_TASK OBJECTIVE_:
From the material below, copy each line that holds the word "TRAE".

----- EXCERPTED RECORDS

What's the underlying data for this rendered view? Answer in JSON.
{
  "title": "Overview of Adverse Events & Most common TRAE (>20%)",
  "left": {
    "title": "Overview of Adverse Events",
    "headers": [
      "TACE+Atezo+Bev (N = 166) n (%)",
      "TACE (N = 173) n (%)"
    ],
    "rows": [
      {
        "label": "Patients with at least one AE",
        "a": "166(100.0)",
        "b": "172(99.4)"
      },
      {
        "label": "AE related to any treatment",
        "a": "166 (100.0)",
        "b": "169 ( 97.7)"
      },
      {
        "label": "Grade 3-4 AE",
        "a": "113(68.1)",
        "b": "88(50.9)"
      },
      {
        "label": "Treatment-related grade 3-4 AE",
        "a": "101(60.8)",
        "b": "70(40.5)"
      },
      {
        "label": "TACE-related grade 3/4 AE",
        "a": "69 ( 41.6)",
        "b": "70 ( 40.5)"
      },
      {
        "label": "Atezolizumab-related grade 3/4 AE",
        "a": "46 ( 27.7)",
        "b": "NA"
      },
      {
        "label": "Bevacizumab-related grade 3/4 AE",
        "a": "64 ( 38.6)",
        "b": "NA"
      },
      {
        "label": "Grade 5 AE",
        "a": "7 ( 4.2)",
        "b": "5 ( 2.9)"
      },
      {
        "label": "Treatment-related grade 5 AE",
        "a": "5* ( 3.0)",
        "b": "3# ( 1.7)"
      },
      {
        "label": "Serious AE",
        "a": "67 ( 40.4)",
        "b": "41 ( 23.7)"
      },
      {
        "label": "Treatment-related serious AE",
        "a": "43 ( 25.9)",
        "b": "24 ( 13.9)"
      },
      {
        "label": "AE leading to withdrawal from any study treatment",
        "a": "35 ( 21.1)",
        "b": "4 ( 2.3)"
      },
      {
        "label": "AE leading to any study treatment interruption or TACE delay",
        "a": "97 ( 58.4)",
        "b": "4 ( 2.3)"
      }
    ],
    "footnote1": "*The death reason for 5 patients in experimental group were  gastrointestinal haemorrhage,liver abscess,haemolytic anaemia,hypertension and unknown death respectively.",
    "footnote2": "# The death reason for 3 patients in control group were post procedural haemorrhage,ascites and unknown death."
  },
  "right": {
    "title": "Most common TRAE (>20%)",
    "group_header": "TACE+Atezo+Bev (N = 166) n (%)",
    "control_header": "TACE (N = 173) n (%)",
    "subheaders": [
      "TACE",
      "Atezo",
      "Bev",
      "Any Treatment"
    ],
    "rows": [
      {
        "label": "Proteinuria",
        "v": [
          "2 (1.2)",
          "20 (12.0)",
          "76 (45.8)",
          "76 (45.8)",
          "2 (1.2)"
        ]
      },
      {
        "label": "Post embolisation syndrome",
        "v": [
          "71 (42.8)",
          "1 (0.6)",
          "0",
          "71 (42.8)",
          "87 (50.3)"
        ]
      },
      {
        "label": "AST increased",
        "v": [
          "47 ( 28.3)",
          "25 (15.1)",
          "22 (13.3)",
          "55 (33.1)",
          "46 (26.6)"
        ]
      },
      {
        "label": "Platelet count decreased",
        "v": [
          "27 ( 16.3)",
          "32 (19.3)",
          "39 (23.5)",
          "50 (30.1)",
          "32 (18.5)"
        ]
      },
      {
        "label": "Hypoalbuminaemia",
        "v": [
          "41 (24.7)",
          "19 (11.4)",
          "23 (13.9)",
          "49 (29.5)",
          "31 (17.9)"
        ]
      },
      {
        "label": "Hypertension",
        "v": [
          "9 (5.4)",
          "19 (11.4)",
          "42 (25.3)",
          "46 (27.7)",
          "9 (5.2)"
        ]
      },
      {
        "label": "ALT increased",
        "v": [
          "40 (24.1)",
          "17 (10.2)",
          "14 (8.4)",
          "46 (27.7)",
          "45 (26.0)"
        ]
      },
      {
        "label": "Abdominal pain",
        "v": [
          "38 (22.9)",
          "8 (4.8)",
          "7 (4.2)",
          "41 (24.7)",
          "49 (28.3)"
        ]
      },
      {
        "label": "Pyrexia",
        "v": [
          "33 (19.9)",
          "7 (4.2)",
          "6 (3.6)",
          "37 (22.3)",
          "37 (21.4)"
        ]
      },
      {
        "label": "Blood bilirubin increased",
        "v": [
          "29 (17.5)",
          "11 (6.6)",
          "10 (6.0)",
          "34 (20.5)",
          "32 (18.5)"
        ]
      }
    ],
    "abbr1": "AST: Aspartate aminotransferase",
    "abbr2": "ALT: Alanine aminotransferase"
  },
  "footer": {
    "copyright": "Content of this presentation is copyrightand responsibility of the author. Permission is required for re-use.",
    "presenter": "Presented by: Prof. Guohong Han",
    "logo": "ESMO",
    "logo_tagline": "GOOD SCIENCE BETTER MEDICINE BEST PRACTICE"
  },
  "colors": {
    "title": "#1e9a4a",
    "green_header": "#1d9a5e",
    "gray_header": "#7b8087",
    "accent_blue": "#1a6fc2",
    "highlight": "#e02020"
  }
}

----------

_ANSWER BELOW_:
  "title": "Overview of Adverse Events & Most common TRAE (>20%)",
    "title": "Most common TRAE (>20%)",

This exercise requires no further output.